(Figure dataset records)

++++

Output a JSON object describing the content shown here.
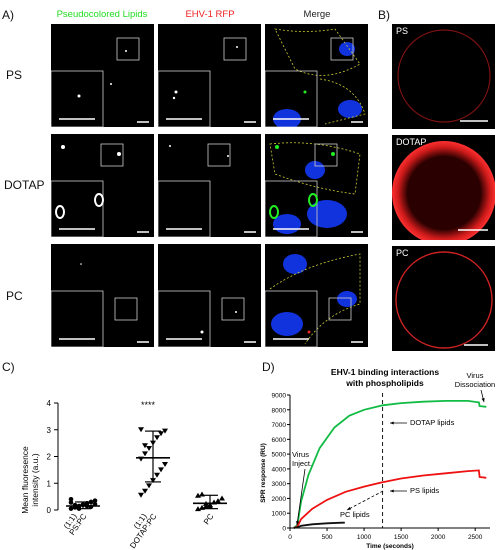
{
  "panelA": {
    "letter": "A)",
    "columns": [
      "Pseudocolored Lipids",
      "EHV-1 RFP",
      "Merge"
    ],
    "column_colors": [
      "#22dd22",
      "#ee2222",
      "#222222"
    ],
    "rows": [
      "PS",
      "DOTAP",
      "PC"
    ]
  },
  "panelB": {
    "letter": "B)",
    "labels": [
      "PS",
      "DOTAP",
      "PC"
    ]
  },
  "panelC": {
    "letter": "C)",
    "ylabel_line1": "Mean fluoresence",
    "ylabel_line2": "intensity (a.u.)",
    "significance": "****",
    "chart_data": {
      "type": "scatter",
      "categories": [
        "PS:PC (1:1)",
        "DOTAP:PC (1:1)",
        "PC"
      ],
      "category_labels": [
        [
          "PS:PC",
          "(1:1)"
        ],
        [
          "DOTAP:PC",
          "(1:1)"
        ],
        [
          "PC",
          ""
        ]
      ],
      "ylim": [
        0,
        4
      ],
      "yticks": [
        0,
        1,
        2,
        3,
        4
      ],
      "series": [
        {
          "marker": "circle",
          "values": [
            0.05,
            0.1,
            0.15,
            0.2,
            0.25,
            0.3,
            0.35,
            0.4,
            0.1,
            0.05,
            0.2,
            0.15,
            0.12,
            0.22,
            0.28,
            0.18
          ],
          "median": 0.15,
          "err": [
            0.05,
            0.3
          ]
        },
        {
          "marker": "triangle-down",
          "values": [
            0.55,
            0.7,
            0.9,
            1.1,
            1.3,
            1.5,
            1.7,
            1.9,
            2.1,
            2.3,
            2.5,
            2.7,
            2.85,
            2.95,
            3.0,
            2.4
          ],
          "median": 1.95,
          "err": [
            1.05,
            2.95
          ]
        },
        {
          "marker": "triangle-up",
          "values": [
            0.05,
            0.1,
            0.15,
            0.2,
            0.3,
            0.35,
            0.45,
            0.55,
            0.6,
            0.25,
            0.15
          ],
          "median": 0.25,
          "err": [
            0.05,
            0.55
          ]
        }
      ]
    }
  },
  "panelD": {
    "letter": "D)",
    "title_line1": "EHV-1 binding interactions",
    "title_line2": "with phospholipids",
    "ylabel": "SPR response (RU)",
    "xlabel": "Time (seconds)",
    "annotations": {
      "virus_inject": [
        "Virus",
        "Inject."
      ],
      "virus_dissociation": [
        "Virus",
        "Dissociation"
      ],
      "dotap": "DOTAP lipids",
      "ps": "PS lipids",
      "pc": "PC lipids"
    },
    "chart_data": {
      "type": "line",
      "xlim": [
        0,
        2700
      ],
      "ylim": [
        0,
        9000
      ],
      "xticks": [
        0,
        500,
        1000,
        1500,
        2000,
        2500
      ],
      "yticks": [
        0,
        1000,
        2000,
        3000,
        4000,
        5000,
        6000,
        7000,
        8000,
        9000
      ],
      "series": [
        {
          "color": "#11bb44",
          "points": [
            [
              50,
              0
            ],
            [
              100,
              200
            ],
            [
              150,
              1800
            ],
            [
              250,
              3600
            ],
            [
              400,
              5400
            ],
            [
              600,
              6800
            ],
            [
              800,
              7600
            ],
            [
              1000,
              8000
            ],
            [
              1250,
              8300
            ],
            [
              1500,
              8450
            ],
            [
              1800,
              8550
            ],
            [
              2100,
              8600
            ],
            [
              2400,
              8600
            ],
            [
              2550,
              8500
            ],
            [
              2560,
              8250
            ],
            [
              2650,
              8200
            ]
          ]
        },
        {
          "color": "#ee1111",
          "points": [
            [
              50,
              0
            ],
            [
              100,
              100
            ],
            [
              150,
              600
            ],
            [
              300,
              1300
            ],
            [
              500,
              1900
            ],
            [
              750,
              2450
            ],
            [
              1000,
              2800
            ],
            [
              1250,
              3100
            ],
            [
              1500,
              3350
            ],
            [
              1800,
              3550
            ],
            [
              2100,
              3700
            ],
            [
              2400,
              3850
            ],
            [
              2550,
              3900
            ],
            [
              2560,
              3450
            ],
            [
              2650,
              3400
            ]
          ]
        },
        {
          "color": "#111111",
          "points": [
            [
              50,
              0
            ],
            [
              100,
              50
            ],
            [
              150,
              150
            ],
            [
              300,
              250
            ],
            [
              500,
              320
            ],
            [
              700,
              360
            ],
            [
              740,
              360
            ]
          ]
        }
      ],
      "vline_x": 1250
    }
  }
}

++++

Task item
An exact copy of all entries is needed, with no pictures in it.

Solved exercise
Output a JSON object describing the content shown here.
{
  "panelA": {
    "letter": "A)",
    "columns": [
      "Pseudocolored Lipids",
      "EHV-1 RFP",
      "Merge"
    ],
    "column_colors": [
      "#22dd22",
      "#ee2222",
      "#222222"
    ],
    "rows": [
      "PS",
      "DOTAP",
      "PC"
    ]
  },
  "panelB": {
    "letter": "B)",
    "labels": [
      "PS",
      "DOTAP",
      "PC"
    ]
  },
  "panelC": {
    "letter": "C)",
    "ylabel_line1": "Mean fluoresence",
    "ylabel_line2": "intensity (a.u.)",
    "significance": "****",
    "chart_data": {
      "type": "scatter",
      "categories": [
        "PS:PC (1:1)",
        "DOTAP:PC (1:1)",
        "PC"
      ],
      "category_labels": [
        [
          "PS:PC",
          "(1:1)"
        ],
        [
          "DOTAP:PC",
          "(1:1)"
        ],
        [
          "PC",
          ""
        ]
      ],
      "ylim": [
        0,
        4
      ],
      "yticks": [
        0,
        1,
        2,
        3,
        4
      ],
      "series": [
        {
          "marker": "circle",
          "values": [
            0.05,
            0.1,
            0.15,
            0.2,
            0.25,
            0.3,
            0.35,
            0.4,
            0.1,
            0.05,
            0.2,
            0.15,
            0.12,
            0.22,
            0.28,
            0.18
          ],
          "median": 0.15,
          "err": [
            0.05,
            0.3
          ]
        },
        {
          "marker": "triangle-down",
          "values": [
            0.55,
            0.7,
            0.9,
            1.1,
            1.3,
            1.5,
            1.7,
            1.9,
            2.1,
            2.3,
            2.5,
            2.7,
            2.85,
            2.95,
            3.0,
            2.4
          ],
          "median": 1.95,
          "err": [
            1.05,
            2.95
          ]
        },
        {
          "marker": "triangle-up",
          "values": [
            0.05,
            0.1,
            0.15,
            0.2,
            0.3,
            0.35,
            0.45,
            0.55,
            0.6,
            0.25,
            0.15
          ],
          "median": 0.25,
          "err": [
            0.05,
            0.55
          ]
        }
      ]
    }
  },
  "panelD": {
    "letter": "D)",
    "title_line1": "EHV-1 binding interactions",
    "title_line2": "with phospholipids",
    "ylabel": "SPR response (RU)",
    "xlabel": "Time (seconds)",
    "annotations": {
      "virus_inject": [
        "Virus",
        "Inject."
      ],
      "virus_dissociation": [
        "Virus",
        "Dissociation"
      ],
      "dotap": "DOTAP lipids",
      "ps": "PS lipids",
      "pc": "PC lipids"
    },
    "chart_data": {
      "type": "line",
      "xlim": [
        0,
        2700
      ],
      "ylim": [
        0,
        9000
      ],
      "xticks": [
        0,
        500,
        1000,
        1500,
        2000,
        2500
      ],
      "yticks": [
        0,
        1000,
        2000,
        3000,
        4000,
        5000,
        6000,
        7000,
        8000,
        9000
      ],
      "series": [
        {
          "color": "#11bb44",
          "points": [
            [
              50,
              0
            ],
            [
              100,
              200
            ],
            [
              150,
              1800
            ],
            [
              250,
              3600
            ],
            [
              400,
              5400
            ],
            [
              600,
              6800
            ],
            [
              800,
              7600
            ],
            [
              1000,
              8000
            ],
            [
              1250,
              8300
            ],
            [
              1500,
              8450
            ],
            [
              1800,
              8550
            ],
            [
              2100,
              8600
            ],
            [
              2400,
              8600
            ],
            [
              2550,
              8500
            ],
            [
              2560,
              8250
            ],
            [
              2650,
              8200
            ]
          ]
        },
        {
          "color": "#ee1111",
          "points": [
            [
              50,
              0
            ],
            [
              100,
              100
            ],
            [
              150,
              600
            ],
            [
              300,
              1300
            ],
            [
              500,
              1900
            ],
            [
              750,
              2450
            ],
            [
              1000,
              2800
            ],
            [
              1250,
              3100
            ],
            [
              1500,
              3350
            ],
            [
              1800,
              3550
            ],
            [
              2100,
              3700
            ],
            [
              2400,
              3850
            ],
            [
              2550,
              3900
            ],
            [
              2560,
              3450
            ],
            [
              2650,
              3400
            ]
          ]
        },
        {
          "color": "#111111",
          "points": [
            [
              50,
              0
            ],
            [
              100,
              50
            ],
            [
              150,
              150
            ],
            [
              300,
              250
            ],
            [
              500,
              320
            ],
            [
              700,
              360
            ],
            [
              740,
              360
            ]
          ]
        }
      ],
      "vline_x": 1250
    }
  }
}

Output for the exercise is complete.